* What is needed *
Write the data out again in full, with no departure from the original.

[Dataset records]
┌────────
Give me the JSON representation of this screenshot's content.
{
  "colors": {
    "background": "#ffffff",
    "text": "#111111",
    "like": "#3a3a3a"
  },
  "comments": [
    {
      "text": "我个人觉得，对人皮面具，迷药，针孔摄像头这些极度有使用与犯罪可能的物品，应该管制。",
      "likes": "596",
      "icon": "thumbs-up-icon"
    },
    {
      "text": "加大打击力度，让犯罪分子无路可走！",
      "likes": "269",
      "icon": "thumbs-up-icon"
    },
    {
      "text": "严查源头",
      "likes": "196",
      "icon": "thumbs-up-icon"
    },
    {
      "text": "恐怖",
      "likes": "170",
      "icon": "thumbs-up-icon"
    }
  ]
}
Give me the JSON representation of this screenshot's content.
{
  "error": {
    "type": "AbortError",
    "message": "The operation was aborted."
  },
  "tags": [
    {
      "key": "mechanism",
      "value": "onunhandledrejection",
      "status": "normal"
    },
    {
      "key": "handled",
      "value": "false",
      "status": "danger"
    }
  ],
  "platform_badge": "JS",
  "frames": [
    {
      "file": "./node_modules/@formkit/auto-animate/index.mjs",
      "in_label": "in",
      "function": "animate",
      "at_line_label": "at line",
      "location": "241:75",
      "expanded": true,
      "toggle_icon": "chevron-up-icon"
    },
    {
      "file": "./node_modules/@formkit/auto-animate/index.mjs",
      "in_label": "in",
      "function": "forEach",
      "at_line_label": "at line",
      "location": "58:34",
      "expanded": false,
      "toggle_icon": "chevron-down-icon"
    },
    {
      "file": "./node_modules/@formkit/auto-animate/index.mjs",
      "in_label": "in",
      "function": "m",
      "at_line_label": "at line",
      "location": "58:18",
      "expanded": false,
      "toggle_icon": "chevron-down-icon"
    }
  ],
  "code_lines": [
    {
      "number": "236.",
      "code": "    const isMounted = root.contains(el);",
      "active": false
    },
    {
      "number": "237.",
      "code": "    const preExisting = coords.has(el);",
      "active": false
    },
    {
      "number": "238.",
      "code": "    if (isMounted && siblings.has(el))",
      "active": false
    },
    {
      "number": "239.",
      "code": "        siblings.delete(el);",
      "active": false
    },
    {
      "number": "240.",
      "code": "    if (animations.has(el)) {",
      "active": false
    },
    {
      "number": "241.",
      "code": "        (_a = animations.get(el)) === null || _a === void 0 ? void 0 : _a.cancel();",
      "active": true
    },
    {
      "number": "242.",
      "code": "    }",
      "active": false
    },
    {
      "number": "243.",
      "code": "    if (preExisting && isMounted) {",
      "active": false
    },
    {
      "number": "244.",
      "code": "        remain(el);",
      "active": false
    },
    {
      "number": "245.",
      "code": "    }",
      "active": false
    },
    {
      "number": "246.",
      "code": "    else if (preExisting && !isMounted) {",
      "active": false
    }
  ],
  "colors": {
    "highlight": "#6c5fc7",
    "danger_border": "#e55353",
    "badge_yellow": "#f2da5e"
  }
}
└────────
* Full answer *
Give me the JSON representation of this screenshot's content.
{
  "colors": {
    "background": "#ffffff",
    "text": "#111111",
    "like": "#3a3a3a"
  },
  "comments": [
    {
      "text": "我个人觉得，对人皮面具，迷药，针孔摄像头这些极度有使用与犯罪可能的物品，应该管制。",
      "likes": "596",
      "icon": "thumbs-up-icon"
    },
    {
      "text": "加大打击力度，让犯罪分子无路可走！",
      "likes": "269",
      "icon": "thumbs-up-icon"
    },
    {
      "text": "严查源头",
      "likes": "196",
      "icon": "thumbs-up-icon"
    },
    {
      "text": "恐怖",
      "likes": "170",
      "icon": "thumbs-up-icon"
    }
  ]
}
Give me the JSON representation of this screenshot's content.
{
  "error": {
    "type": "AbortError",
    "message": "The operation was aborted."
  },
  "tags": [
    {
      "key": "mechanism",
      "value": "onunhandledrejection",
      "status": "normal"
    },
    {
      "key": "handled",
      "value": "false",
      "status": "danger"
    }
  ],
  "platform_badge": "JS",
  "frames": [
    {
      "file": "./node_modules/@formkit/auto-animate/index.mjs",
      "in_label": "in",
      "function": "animate",
      "at_line_label": "at line",
      "location": "241:75",
      "expanded": true,
      "toggle_icon": "chevron-up-icon"
    },
    {
      "file": "./node_modules/@formkit/auto-animate/index.mjs",
      "in_label": "in",
      "function": "forEach",
      "at_line_label": "at line",
      "location": "58:34",
      "expanded": false,
      "toggle_icon": "chevron-down-icon"
    },
    {
      "file": "./node_modules/@formkit/auto-animate/index.mjs",
      "in_label": "in",
      "function": "m",
      "at_line_label": "at line",
      "location": "58:18",
      "expanded": false,
      "toggle_icon": "chevron-down-icon"
    }
  ],
  "code_lines": [
    {
      "number": "236.",
      "code": "    const isMounted = root.contains(el);",
      "active": false
    },
    {
      "number": "237.",
      "code": "    const preExisting = coords.has(el);",
      "active": false
    },
    {
      "number": "238.",
      "code": "    if (isMounted && siblings.has(el))",
      "active": false
    },
    {
      "number": "239.",
      "code": "        siblings.delete(el);",
      "active": false
    },
    {
      "number": "240.",
      "code": "    if (animations.has(el)) {",
      "active": false
    },
    {
      "number": "241.",
      "code": "        (_a = animations.get(el)) === null || _a === void 0 ? void 0 : _a.cancel();",
      "active": true
    },
    {
      "number": "242.",
      "code": "    }",
      "active": false
    },
    {
      "number": "243.",
      "code": "    if (preExisting && isMounted) {",
      "active": false
    },
    {
      "number": "244.",
      "code": "        remain(el);",
      "active": false
    },
    {
      "number": "245.",
      "code": "    }",
      "active": false
    },
    {
      "number": "246.",
      "code": "    else if (preExisting && !isMounted) {",
      "active": false
    }
  ],
  "colors": {
    "highlight": "#6c5fc7",
    "danger_border": "#e55353",
    "badge_yellow": "#f2da5e"
  }
}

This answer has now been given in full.